# Your instructions
Pull out every line of the listing below where "amount" appears.

# Stored records
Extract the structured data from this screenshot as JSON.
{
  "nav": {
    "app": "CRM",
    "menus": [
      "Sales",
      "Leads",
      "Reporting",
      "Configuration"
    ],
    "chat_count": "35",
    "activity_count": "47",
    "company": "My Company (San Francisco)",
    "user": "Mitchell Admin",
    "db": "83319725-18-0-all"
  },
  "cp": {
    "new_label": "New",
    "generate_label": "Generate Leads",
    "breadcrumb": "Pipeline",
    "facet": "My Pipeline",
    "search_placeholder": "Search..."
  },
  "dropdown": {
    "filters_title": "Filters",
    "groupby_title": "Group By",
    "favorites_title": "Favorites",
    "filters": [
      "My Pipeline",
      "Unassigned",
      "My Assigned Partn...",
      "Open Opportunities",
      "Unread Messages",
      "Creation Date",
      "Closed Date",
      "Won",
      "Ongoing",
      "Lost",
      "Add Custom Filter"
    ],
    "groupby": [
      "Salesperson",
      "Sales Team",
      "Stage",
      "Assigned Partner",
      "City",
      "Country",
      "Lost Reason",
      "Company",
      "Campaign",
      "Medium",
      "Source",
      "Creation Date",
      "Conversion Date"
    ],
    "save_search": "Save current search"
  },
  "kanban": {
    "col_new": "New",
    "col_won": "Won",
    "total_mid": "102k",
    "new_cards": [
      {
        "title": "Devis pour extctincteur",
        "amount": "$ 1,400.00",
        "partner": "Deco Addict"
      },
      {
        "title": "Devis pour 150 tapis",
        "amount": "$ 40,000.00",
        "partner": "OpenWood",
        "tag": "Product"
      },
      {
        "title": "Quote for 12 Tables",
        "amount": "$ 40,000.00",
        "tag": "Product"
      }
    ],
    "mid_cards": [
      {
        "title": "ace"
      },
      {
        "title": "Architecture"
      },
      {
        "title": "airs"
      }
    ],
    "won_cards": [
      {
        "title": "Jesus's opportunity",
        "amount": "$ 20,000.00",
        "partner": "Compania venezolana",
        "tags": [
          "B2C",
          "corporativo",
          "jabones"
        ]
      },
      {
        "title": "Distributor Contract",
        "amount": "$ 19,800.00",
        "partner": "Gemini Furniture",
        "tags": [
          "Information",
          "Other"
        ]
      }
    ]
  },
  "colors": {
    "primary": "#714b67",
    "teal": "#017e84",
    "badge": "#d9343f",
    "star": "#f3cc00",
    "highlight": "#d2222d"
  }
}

# Expected answer
        "amount": "$ 1,400.00",
        "amount": "$ 40,000.00",
        "amount": "$ 40,000.00",
        "amount": "$ 20,000.00",
        "amount": "$ 19,800.00",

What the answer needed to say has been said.